## SET EXERCISE
Can you output the material exactly as written, minus any pictures it holds?
'''
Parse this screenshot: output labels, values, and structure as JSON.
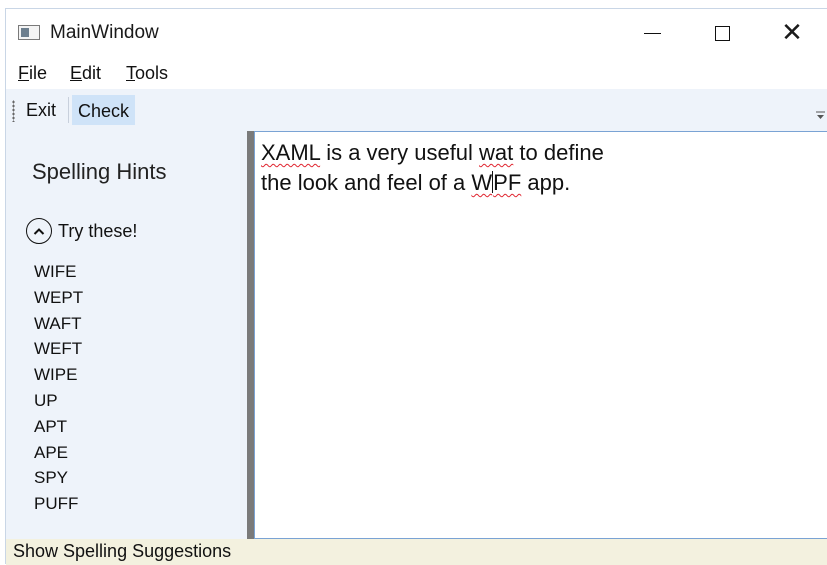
{
  "window": {
    "title": "MainWindow",
    "icon": "window-app-icon"
  },
  "menu": [
    "File",
    "Edit",
    "Tools"
  ],
  "toolbar": {
    "exit_label": "Exit",
    "check_label": "Check"
  },
  "sidebar": {
    "title": "Spelling Hints",
    "expander_label": "Try these!",
    "expanded": true,
    "suggestions": [
      "WIFE",
      "WEPT",
      "WAFT",
      "WEFT",
      "WIPE",
      "UP",
      "APT",
      "APE",
      "SPY",
      "PUFF"
    ]
  },
  "editor": {
    "line1": [
      "XAML",
      " is a very useful ",
      "wat",
      " to define"
    ],
    "line2": [
      "the look and feel of a ",
      "W",
      "PF",
      " app."
    ],
    "misspelled": [
      "XAML",
      "wat",
      "WPF"
    ]
  },
  "status": {
    "text": "Show Spelling Suggestions"
  },
  "colors": {
    "panel_bg": "#eef3fa",
    "toolbar_selected": "#cfe3f8",
    "status_bg": "#f3f1df",
    "squiggle": "#e0242f",
    "editor_border": "#7aa3d4"
  }
}
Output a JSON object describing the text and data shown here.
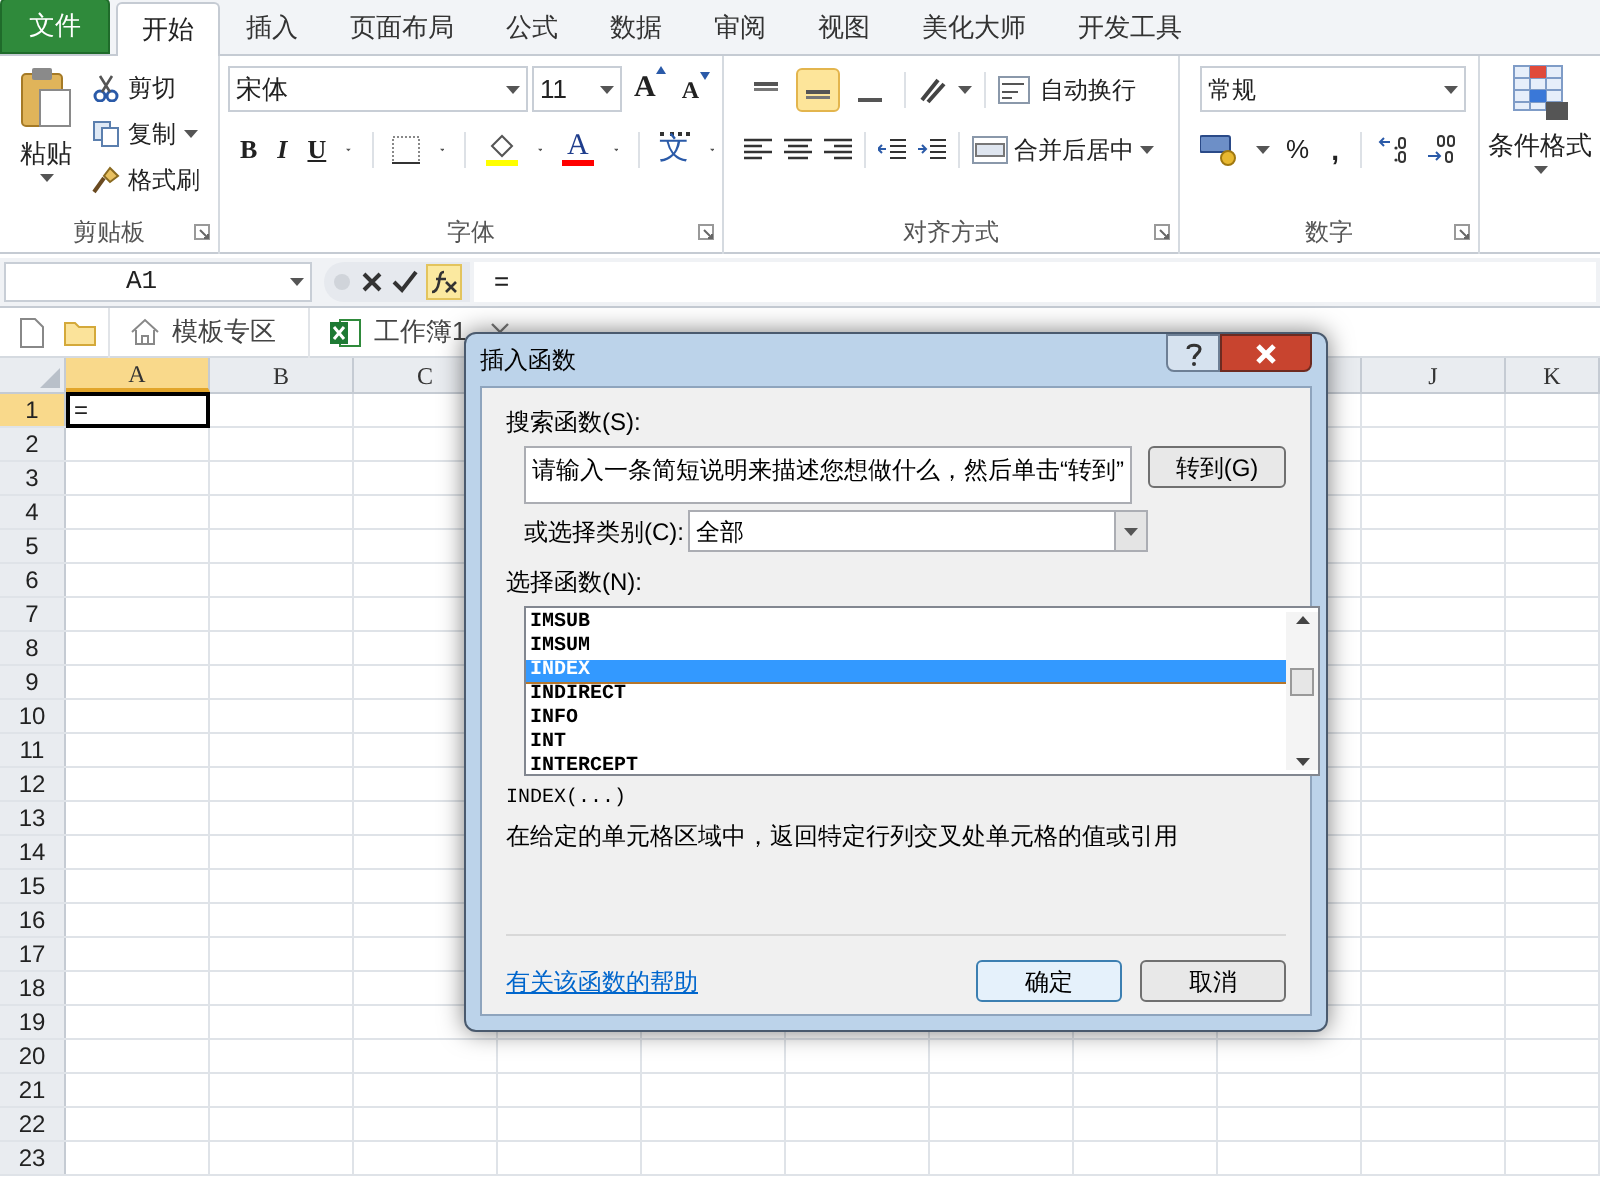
{
  "tabs": [
    {
      "label": "文件",
      "kind": "file",
      "selected": false
    },
    {
      "label": "开始",
      "kind": "tab",
      "selected": true
    },
    {
      "label": "插入",
      "kind": "tab",
      "selected": false
    },
    {
      "label": "页面布局",
      "kind": "tab",
      "selected": false
    },
    {
      "label": "公式",
      "kind": "tab",
      "selected": false
    },
    {
      "label": "数据",
      "kind": "tab",
      "selected": false
    },
    {
      "label": "审阅",
      "kind": "tab",
      "selected": false
    },
    {
      "label": "视图",
      "kind": "tab",
      "selected": false
    },
    {
      "label": "美化大师",
      "kind": "tab",
      "selected": false
    },
    {
      "label": "开发工具",
      "kind": "tab",
      "selected": false
    }
  ],
  "ribbon": {
    "clipboard": {
      "paste": "粘贴",
      "cut": "剪切",
      "copy": "复制",
      "format_painter": "格式刷",
      "group_label": "剪贴板"
    },
    "font": {
      "font_name": "宋体",
      "font_size": "11",
      "grow_font": "A",
      "shrink_font": "A",
      "bold": "B",
      "italic": "I",
      "underline": "U",
      "font_color": "A",
      "phonetic": "文",
      "group_label": "字体"
    },
    "alignment": {
      "vertical_align": [
        {
          "selected": false
        },
        {
          "selected": true
        },
        {
          "selected": false
        }
      ],
      "wrap_text": "自动换行",
      "merge_center": "合并后居中",
      "group_label": "对齐方式"
    },
    "number": {
      "format": "常规",
      "percent": "%",
      "comma": ",",
      "group_label": "数字"
    },
    "styles": {
      "conditional_format": "条件格式"
    }
  },
  "formula_bar": {
    "name_box": "A1",
    "formula": "="
  },
  "doc_tabs": [
    {
      "label": "模板专区",
      "kind": "template"
    },
    {
      "label": "工作簿1",
      "kind": "workbook"
    }
  ],
  "sheet": {
    "columns": [
      {
        "label": "A",
        "selected": true
      },
      {
        "label": "B",
        "selected": false
      },
      {
        "label": "C",
        "selected": false
      },
      {
        "label": "J",
        "selected": false
      },
      {
        "label": "K",
        "selected": false
      }
    ],
    "rows": [
      {
        "label": "1",
        "selected": true
      },
      {
        "label": "2",
        "selected": false
      },
      {
        "label": "3",
        "selected": false
      },
      {
        "label": "4",
        "selected": false
      },
      {
        "label": "5",
        "selected": false
      },
      {
        "label": "6",
        "selected": false
      },
      {
        "label": "7",
        "selected": false
      },
      {
        "label": "8",
        "selected": false
      },
      {
        "label": "9",
        "selected": false
      },
      {
        "label": "10",
        "selected": false
      },
      {
        "label": "11",
        "selected": false
      },
      {
        "label": "12",
        "selected": false
      },
      {
        "label": "13",
        "selected": false
      },
      {
        "label": "14",
        "selected": false
      },
      {
        "label": "15",
        "selected": false
      },
      {
        "label": "16",
        "selected": false
      },
      {
        "label": "17",
        "selected": false
      },
      {
        "label": "18",
        "selected": false
      },
      {
        "label": "19",
        "selected": false
      },
      {
        "label": "20",
        "selected": false
      },
      {
        "label": "21",
        "selected": false
      },
      {
        "label": "22",
        "selected": false
      },
      {
        "label": "23",
        "selected": false
      }
    ],
    "active_cell_value": "="
  },
  "dialog": {
    "title": "插入函数",
    "search_label": "搜索函数(S):",
    "search_value": "请输入一条简短说明来描述您想做什么，然后单击“转到”",
    "go_button": "转到(G)",
    "category_label": "或选择类别(C):",
    "category_value": "全部",
    "function_label": "选择函数(N):",
    "functions": [
      {
        "name": "IMSUB",
        "selected": false
      },
      {
        "name": "IMSUM",
        "selected": false
      },
      {
        "name": "INDEX",
        "selected": true
      },
      {
        "name": "INDIRECT",
        "selected": false
      },
      {
        "name": "INFO",
        "selected": false
      },
      {
        "name": "INT",
        "selected": false
      },
      {
        "name": "INTERCEPT",
        "selected": false
      }
    ],
    "signature": "INDEX(...)",
    "description": "在给定的单元格区域中，返回特定行列交叉处单元格的值或引用",
    "help_link": "有关该函数的帮助",
    "ok_button": "确定",
    "cancel_button": "取消"
  }
}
'''
## COMPLETE ANSWER
Parse this screenshot: output labels, values, and structure as JSON.
{
  "window": {
    "title": "MainWindow",
    "icon": "window-app-icon"
  },
  "menu": [
    "File",
    "Edit",
    "Tools"
  ],
  "toolbar": {
    "exit_label": "Exit",
    "check_label": "Check"
  },
  "sidebar": {
    "title": "Spelling Hints",
    "expander_label": "Try these!",
    "expanded": true,
    "suggestions": [
      "WIFE",
      "WEPT",
      "WAFT",
      "WEFT",
      "WIPE",
      "UP",
      "APT",
      "APE",
      "SPY",
      "PUFF"
    ]
  },
  "editor": {
    "line1": [
      "XAML",
      " is a very useful ",
      "wat",
      " to define"
    ],
    "line2": [
      "the look and feel of a ",
      "W",
      "PF",
      " app."
    ],
    "misspelled": [
      "XAML",
      "wat",
      "WPF"
    ]
  },
  "status": {
    "text": "Show Spelling Suggestions"
  },
  "colors": {
    "panel_bg": "#eef3fa",
    "toolbar_selected": "#cfe3f8",
    "status_bg": "#f3f1df",
    "squiggle": "#e0242f",
    "editor_border": "#7aa3d4"
  }
}
Output a JSON object describing the text and data shown here.
{
  "tabs": [
    {
      "label": "文件",
      "kind": "file",
      "selected": false
    },
    {
      "label": "开始",
      "kind": "tab",
      "selected": true
    },
    {
      "label": "插入",
      "kind": "tab",
      "selected": false
    },
    {
      "label": "页面布局",
      "kind": "tab",
      "selected": false
    },
    {
      "label": "公式",
      "kind": "tab",
      "selected": false
    },
    {
      "label": "数据",
      "kind": "tab",
      "selected": false
    },
    {
      "label": "审阅",
      "kind": "tab",
      "selected": false
    },
    {
      "label": "视图",
      "kind": "tab",
      "selected": false
    },
    {
      "label": "美化大师",
      "kind": "tab",
      "selected": false
    },
    {
      "label": "开发工具",
      "kind": "tab",
      "selected": false
    }
  ],
  "ribbon": {
    "clipboard": {
      "paste": "粘贴",
      "cut": "剪切",
      "copy": "复制",
      "format_painter": "格式刷",
      "group_label": "剪贴板"
    },
    "font": {
      "font_name": "宋体",
      "font_size": "11",
      "grow_font": "A",
      "shrink_font": "A",
      "bold": "B",
      "italic": "I",
      "underline": "U",
      "font_color": "A",
      "phonetic": "文",
      "group_label": "字体"
    },
    "alignment": {
      "vertical_align": [
        {
          "selected": false
        },
        {
          "selected": true
        },
        {
          "selected": false
        }
      ],
      "wrap_text": "自动换行",
      "merge_center": "合并后居中",
      "group_label": "对齐方式"
    },
    "number": {
      "format": "常规",
      "percent": "%",
      "comma": ",",
      "group_label": "数字"
    },
    "styles": {
      "conditional_format": "条件格式"
    }
  },
  "formula_bar": {
    "name_box": "A1",
    "formula": "="
  },
  "doc_tabs": [
    {
      "label": "模板专区",
      "kind": "template"
    },
    {
      "label": "工作簿1",
      "kind": "workbook"
    }
  ],
  "sheet": {
    "columns": [
      {
        "label": "A",
        "selected": true
      },
      {
        "label": "B",
        "selected": false
      },
      {
        "label": "C",
        "selected": false
      },
      {
        "label": "J",
        "selected": false
      },
      {
        "label": "K",
        "selected": false
      }
    ],
    "rows": [
      {
        "label": "1",
        "selected": true
      },
      {
        "label": "2",
        "selected": false
      },
      {
        "label": "3",
        "selected": false
      },
      {
        "label": "4",
        "selected": false
      },
      {
        "label": "5",
        "selected": false
      },
      {
        "label": "6",
        "selected": false
      },
      {
        "label": "7",
        "selected": false
      },
      {
        "label": "8",
        "selected": false
      },
      {
        "label": "9",
        "selected": false
      },
      {
        "label": "10",
        "selected": false
      },
      {
        "label": "11",
        "selected": false
      },
      {
        "label": "12",
        "selected": false
      },
      {
        "label": "13",
        "selected": false
      },
      {
        "label": "14",
        "selected": false
      },
      {
        "label": "15",
        "selected": false
      },
      {
        "label": "16",
        "selected": false
      },
      {
        "label": "17",
        "selected": false
      },
      {
        "label": "18",
        "selected": false
      },
      {
        "label": "19",
        "selected": false
      },
      {
        "label": "20",
        "selected": false
      },
      {
        "label": "21",
        "selected": false
      },
      {
        "label": "22",
        "selected": false
      },
      {
        "label": "23",
        "selected": false
      }
    ],
    "active_cell_value": "="
  },
  "dialog": {
    "title": "插入函数",
    "search_label": "搜索函数(S):",
    "search_value": "请输入一条简短说明来描述您想做什么，然后单击“转到”",
    "go_button": "转到(G)",
    "category_label": "或选择类别(C):",
    "category_value": "全部",
    "function_label": "选择函数(N):",
    "functions": [
      {
        "name": "IMSUB",
        "selected": false
      },
      {
        "name": "IMSUM",
        "selected": false
      },
      {
        "name": "INDEX",
        "selected": true
      },
      {
        "name": "INDIRECT",
        "selected": false
      },
      {
        "name": "INFO",
        "selected": false
      },
      {
        "name": "INT",
        "selected": false
      },
      {
        "name": "INTERCEPT",
        "selected": false
      }
    ],
    "signature": "INDEX(...)",
    "description": "在给定的单元格区域中，返回特定行列交叉处单元格的值或引用",
    "help_link": "有关该函数的帮助",
    "ok_button": "确定",
    "cancel_button": "取消"
  }
}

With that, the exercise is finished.